*SHORT TASK*: Determine the number of lines holding the word "образовательные"; answer with that number only.

*RAW DATA*:
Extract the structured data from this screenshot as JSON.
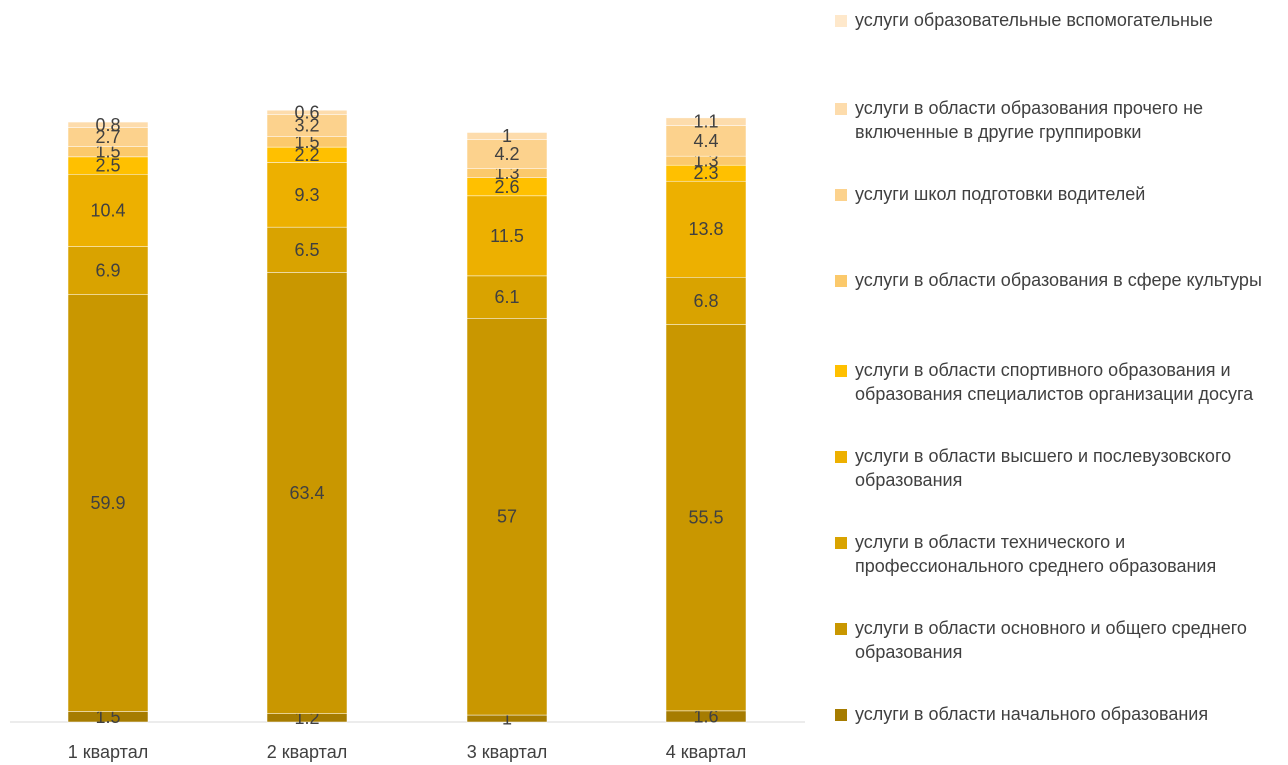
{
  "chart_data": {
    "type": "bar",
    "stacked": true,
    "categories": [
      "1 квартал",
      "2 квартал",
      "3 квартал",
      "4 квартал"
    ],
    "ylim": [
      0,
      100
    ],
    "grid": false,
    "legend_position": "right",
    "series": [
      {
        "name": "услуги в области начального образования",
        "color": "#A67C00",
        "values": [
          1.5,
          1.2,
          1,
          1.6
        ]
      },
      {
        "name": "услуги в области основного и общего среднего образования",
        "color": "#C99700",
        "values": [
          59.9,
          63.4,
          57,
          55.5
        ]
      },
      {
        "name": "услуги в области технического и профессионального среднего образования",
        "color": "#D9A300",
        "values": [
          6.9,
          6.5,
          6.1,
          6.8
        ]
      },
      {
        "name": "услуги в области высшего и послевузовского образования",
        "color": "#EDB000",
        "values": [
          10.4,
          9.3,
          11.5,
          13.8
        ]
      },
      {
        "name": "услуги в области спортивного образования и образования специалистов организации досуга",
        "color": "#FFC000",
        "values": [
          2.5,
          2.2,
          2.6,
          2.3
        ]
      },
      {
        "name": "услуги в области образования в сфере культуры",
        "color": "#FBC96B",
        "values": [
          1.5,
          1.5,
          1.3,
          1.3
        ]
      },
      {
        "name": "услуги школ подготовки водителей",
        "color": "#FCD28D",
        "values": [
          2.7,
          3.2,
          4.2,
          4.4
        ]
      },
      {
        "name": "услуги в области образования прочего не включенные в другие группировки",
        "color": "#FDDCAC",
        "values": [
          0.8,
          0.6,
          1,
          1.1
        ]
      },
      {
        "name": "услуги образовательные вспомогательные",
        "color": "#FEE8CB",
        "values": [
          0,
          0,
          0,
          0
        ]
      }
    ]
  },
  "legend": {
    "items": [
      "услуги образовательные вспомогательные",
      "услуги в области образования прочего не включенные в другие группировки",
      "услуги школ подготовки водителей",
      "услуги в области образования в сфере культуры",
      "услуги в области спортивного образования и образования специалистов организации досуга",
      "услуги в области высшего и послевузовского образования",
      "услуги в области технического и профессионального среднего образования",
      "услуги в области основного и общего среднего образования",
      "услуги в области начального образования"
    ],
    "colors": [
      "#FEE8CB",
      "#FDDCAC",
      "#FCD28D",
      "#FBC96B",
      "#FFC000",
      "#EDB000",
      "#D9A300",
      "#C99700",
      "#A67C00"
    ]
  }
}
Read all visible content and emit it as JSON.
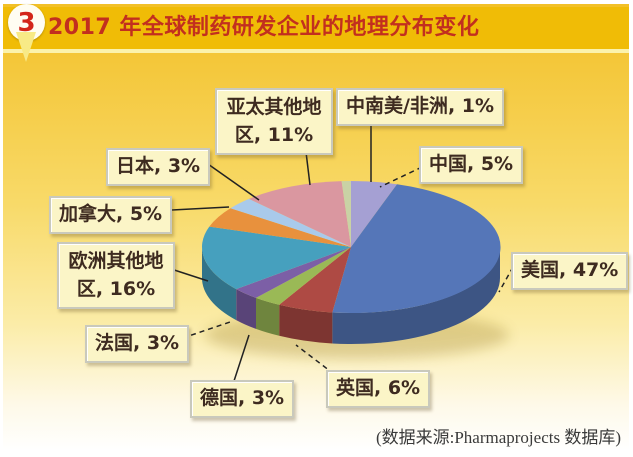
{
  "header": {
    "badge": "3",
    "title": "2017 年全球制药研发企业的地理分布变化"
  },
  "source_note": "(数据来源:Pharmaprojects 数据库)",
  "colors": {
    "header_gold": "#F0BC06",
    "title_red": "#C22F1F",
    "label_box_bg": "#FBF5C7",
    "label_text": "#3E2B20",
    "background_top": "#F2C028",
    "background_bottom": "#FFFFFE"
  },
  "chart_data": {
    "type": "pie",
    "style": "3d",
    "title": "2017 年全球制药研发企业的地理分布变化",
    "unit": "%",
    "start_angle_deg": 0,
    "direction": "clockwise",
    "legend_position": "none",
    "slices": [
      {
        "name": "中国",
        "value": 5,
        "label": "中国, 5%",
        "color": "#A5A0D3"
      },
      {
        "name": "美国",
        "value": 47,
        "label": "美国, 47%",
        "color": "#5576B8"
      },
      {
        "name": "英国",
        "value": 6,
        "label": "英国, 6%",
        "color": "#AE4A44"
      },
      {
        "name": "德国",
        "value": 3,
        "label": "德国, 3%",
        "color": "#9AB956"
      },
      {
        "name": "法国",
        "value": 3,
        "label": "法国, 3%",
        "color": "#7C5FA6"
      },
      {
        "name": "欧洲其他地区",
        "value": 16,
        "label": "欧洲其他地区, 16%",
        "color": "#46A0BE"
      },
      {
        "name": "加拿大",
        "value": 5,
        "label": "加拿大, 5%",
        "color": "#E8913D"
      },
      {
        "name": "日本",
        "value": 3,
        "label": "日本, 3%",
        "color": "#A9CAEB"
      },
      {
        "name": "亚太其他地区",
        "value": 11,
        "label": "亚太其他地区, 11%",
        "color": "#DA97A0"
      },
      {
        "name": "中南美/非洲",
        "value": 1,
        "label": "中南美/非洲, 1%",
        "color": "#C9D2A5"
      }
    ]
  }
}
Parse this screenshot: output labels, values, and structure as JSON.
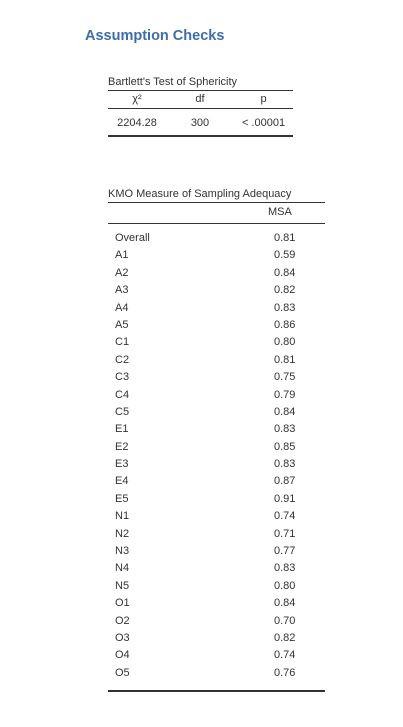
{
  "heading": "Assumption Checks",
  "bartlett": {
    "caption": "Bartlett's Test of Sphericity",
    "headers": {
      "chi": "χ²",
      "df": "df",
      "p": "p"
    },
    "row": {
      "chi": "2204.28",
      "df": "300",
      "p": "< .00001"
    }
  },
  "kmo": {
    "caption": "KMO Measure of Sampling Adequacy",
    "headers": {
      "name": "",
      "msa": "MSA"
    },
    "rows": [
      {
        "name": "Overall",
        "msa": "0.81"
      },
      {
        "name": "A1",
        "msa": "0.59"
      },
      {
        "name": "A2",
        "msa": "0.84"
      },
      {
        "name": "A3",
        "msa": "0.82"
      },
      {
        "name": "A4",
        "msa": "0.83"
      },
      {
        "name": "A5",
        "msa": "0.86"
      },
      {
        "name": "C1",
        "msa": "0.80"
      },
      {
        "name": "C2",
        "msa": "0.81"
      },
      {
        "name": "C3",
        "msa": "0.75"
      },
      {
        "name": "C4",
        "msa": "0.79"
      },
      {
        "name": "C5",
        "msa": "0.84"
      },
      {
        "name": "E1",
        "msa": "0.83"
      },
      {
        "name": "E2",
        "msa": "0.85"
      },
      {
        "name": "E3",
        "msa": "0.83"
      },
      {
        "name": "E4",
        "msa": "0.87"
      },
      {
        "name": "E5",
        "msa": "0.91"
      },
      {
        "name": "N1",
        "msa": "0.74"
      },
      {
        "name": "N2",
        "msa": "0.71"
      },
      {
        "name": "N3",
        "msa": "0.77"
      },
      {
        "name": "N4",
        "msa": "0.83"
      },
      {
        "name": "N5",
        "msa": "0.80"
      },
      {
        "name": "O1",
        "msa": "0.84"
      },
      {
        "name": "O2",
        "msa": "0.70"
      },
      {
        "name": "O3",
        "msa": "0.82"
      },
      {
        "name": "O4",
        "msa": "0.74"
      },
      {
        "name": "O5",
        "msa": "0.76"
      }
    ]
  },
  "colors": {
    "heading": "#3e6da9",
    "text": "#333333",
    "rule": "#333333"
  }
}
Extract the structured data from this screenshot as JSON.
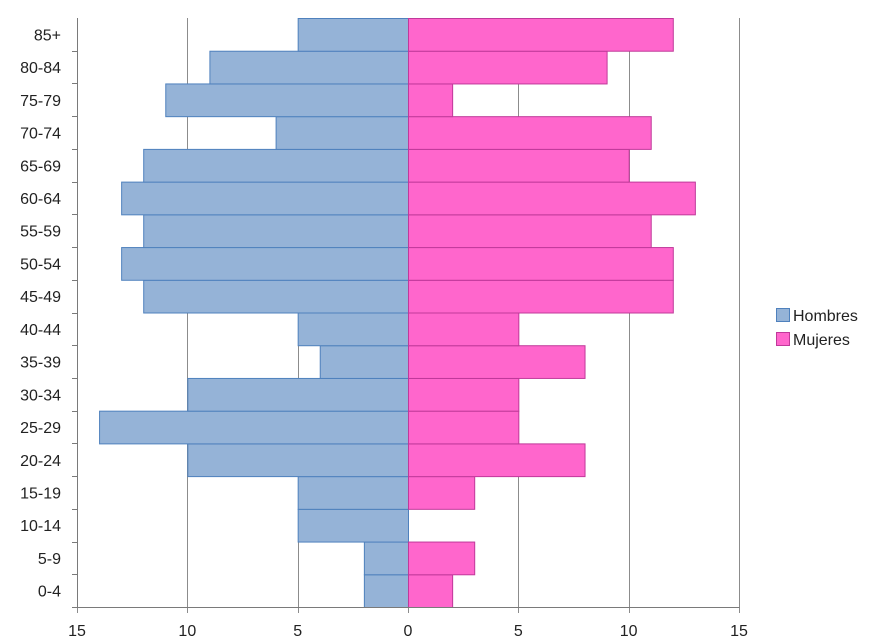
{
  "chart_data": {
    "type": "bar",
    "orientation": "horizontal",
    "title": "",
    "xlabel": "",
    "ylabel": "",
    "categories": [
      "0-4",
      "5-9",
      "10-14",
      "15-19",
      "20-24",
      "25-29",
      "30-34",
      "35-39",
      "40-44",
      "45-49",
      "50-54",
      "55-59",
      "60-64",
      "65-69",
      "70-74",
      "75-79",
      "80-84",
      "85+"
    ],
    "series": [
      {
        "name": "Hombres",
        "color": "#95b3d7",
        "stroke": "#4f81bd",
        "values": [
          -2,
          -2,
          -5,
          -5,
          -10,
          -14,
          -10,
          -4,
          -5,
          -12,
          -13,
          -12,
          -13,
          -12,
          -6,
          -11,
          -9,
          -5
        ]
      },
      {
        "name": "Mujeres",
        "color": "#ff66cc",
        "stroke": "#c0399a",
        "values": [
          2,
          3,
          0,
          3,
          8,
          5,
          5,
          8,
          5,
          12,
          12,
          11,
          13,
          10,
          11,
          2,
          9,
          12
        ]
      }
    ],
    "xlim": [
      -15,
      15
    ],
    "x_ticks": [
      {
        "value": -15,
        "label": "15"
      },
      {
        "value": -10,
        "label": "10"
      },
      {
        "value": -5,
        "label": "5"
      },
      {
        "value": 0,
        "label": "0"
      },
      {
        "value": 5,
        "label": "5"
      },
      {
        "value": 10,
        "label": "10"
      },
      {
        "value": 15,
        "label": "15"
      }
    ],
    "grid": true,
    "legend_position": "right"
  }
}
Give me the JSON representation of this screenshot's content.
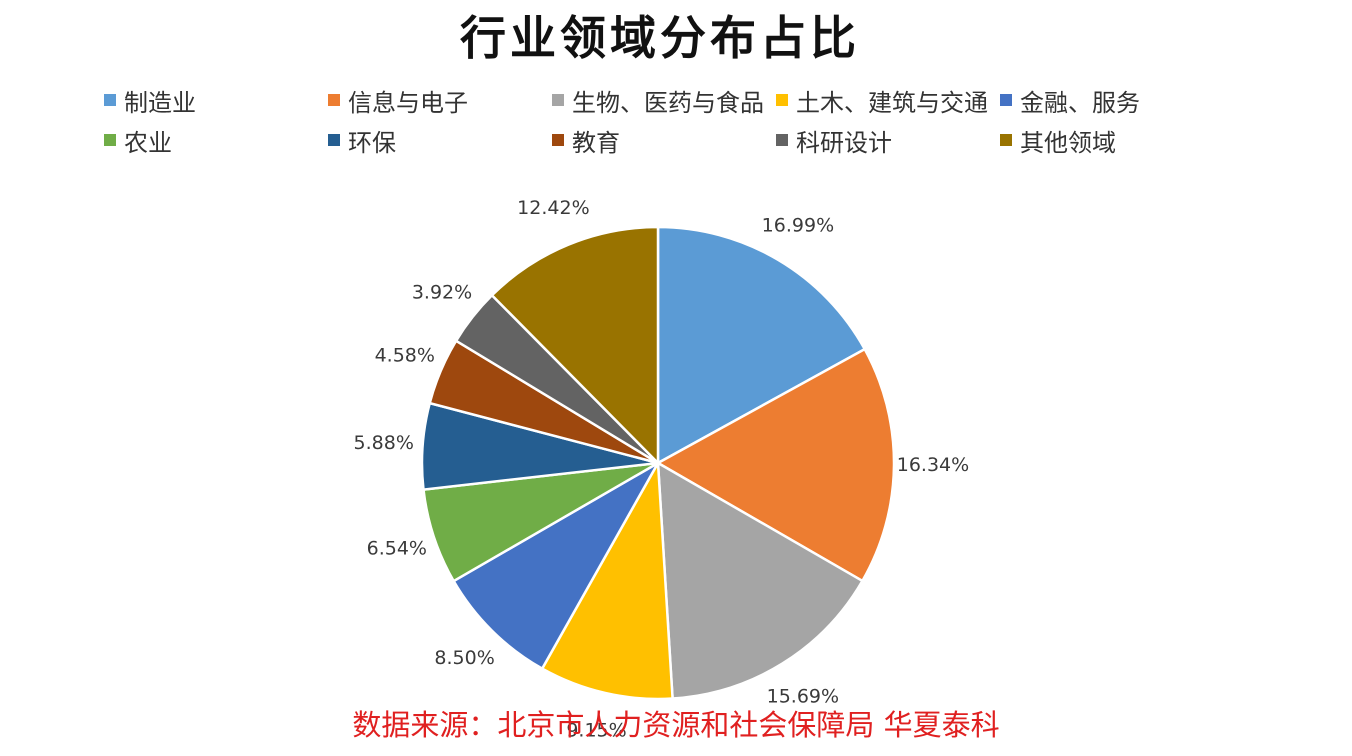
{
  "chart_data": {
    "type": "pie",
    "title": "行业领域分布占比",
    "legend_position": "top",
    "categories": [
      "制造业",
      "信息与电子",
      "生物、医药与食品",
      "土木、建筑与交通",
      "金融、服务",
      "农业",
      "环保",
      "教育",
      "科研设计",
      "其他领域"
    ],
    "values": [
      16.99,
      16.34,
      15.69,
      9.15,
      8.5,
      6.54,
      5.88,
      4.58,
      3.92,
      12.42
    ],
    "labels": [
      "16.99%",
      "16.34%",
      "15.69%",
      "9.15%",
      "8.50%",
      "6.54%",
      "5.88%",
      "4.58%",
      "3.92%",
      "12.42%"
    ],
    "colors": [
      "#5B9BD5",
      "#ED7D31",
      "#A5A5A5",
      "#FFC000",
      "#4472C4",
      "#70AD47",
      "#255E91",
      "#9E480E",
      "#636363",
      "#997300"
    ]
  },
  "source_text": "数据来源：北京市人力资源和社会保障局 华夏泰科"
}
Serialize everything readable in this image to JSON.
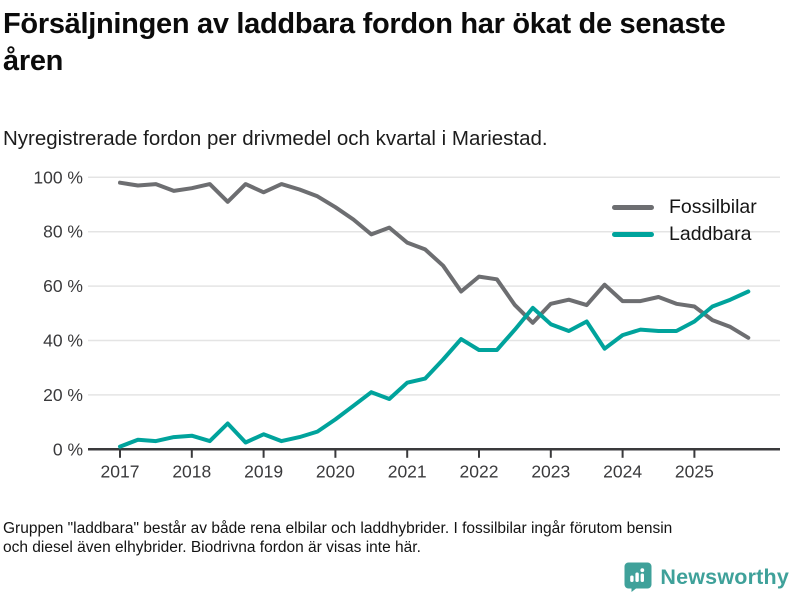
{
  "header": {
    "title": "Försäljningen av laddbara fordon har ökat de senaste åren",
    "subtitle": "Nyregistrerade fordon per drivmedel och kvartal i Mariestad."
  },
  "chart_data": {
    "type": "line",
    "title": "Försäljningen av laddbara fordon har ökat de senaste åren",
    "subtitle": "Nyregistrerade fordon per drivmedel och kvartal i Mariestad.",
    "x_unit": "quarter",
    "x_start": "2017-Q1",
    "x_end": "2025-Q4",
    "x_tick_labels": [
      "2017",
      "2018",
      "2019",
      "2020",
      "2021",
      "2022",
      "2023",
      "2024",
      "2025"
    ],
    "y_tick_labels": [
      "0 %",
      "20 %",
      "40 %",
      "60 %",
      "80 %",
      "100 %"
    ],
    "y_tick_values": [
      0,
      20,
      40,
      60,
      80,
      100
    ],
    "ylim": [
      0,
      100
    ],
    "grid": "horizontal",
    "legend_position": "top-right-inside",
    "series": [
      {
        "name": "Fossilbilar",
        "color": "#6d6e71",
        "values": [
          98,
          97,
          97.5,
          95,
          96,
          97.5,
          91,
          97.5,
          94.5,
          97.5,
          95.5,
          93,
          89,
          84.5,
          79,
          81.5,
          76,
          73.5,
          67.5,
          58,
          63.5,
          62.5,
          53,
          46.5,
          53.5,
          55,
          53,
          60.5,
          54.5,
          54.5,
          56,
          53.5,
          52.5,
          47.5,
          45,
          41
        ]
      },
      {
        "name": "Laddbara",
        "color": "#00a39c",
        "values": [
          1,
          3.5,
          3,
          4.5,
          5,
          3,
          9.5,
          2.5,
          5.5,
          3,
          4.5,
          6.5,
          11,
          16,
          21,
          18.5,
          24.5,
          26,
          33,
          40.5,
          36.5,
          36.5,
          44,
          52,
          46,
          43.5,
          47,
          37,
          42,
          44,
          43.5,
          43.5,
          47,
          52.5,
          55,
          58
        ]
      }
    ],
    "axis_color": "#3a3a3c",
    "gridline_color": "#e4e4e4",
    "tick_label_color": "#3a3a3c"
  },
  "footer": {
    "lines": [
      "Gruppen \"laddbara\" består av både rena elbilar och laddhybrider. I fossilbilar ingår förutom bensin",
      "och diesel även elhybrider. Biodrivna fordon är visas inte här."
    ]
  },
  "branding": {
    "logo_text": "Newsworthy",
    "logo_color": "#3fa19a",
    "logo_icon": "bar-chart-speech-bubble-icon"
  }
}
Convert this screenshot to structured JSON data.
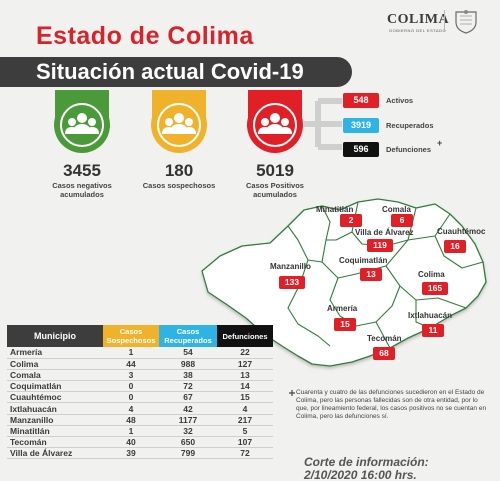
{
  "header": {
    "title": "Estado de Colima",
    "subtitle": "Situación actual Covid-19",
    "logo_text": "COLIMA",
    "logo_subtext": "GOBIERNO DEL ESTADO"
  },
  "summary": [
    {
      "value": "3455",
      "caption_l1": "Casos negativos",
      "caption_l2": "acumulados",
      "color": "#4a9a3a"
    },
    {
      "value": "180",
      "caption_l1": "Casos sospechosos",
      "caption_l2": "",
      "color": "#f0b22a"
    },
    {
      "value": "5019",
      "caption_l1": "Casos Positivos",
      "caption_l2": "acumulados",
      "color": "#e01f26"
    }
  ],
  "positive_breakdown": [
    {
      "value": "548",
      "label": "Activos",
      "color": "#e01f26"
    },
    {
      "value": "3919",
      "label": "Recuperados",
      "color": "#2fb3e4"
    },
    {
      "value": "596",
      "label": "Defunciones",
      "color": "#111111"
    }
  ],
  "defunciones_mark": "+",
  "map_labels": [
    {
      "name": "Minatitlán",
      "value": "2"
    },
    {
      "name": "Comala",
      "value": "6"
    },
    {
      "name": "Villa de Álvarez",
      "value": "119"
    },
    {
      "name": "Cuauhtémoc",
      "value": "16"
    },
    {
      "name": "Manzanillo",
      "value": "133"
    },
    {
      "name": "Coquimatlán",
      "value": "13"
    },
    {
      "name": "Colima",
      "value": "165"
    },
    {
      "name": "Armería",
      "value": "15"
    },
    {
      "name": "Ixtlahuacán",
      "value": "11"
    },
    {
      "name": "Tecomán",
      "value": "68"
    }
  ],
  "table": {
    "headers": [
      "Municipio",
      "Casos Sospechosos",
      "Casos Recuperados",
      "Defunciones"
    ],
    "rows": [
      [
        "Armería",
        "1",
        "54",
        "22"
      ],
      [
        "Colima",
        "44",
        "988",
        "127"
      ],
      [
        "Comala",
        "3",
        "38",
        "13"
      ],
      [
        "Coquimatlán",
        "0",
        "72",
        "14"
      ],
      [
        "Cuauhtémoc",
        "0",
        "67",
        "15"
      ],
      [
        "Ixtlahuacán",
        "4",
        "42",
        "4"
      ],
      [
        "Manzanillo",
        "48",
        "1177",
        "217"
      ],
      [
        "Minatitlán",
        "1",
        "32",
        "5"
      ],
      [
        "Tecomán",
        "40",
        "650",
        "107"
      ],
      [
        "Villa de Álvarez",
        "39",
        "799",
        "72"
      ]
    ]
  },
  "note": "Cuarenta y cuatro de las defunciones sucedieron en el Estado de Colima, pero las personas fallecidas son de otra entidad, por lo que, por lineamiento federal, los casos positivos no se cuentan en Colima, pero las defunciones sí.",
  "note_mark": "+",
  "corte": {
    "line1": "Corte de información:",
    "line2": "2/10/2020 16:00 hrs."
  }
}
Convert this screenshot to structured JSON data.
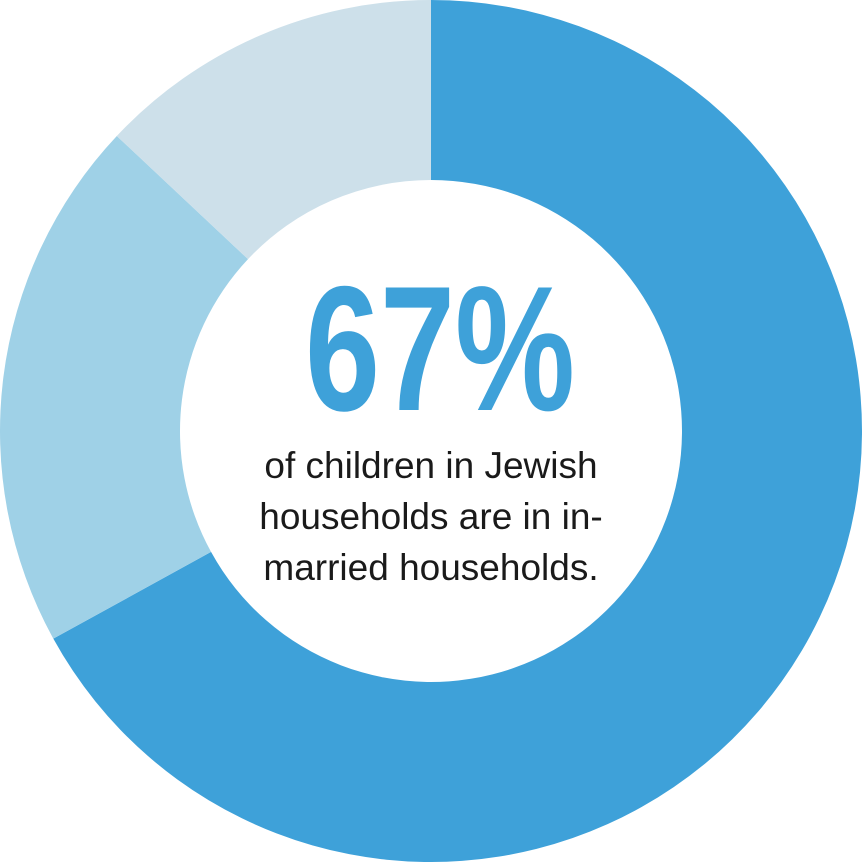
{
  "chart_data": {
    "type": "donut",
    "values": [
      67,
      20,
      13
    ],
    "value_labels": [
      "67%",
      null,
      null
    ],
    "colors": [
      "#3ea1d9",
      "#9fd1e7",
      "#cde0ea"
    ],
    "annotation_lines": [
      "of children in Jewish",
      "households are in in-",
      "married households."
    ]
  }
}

*THE REPLY*: 2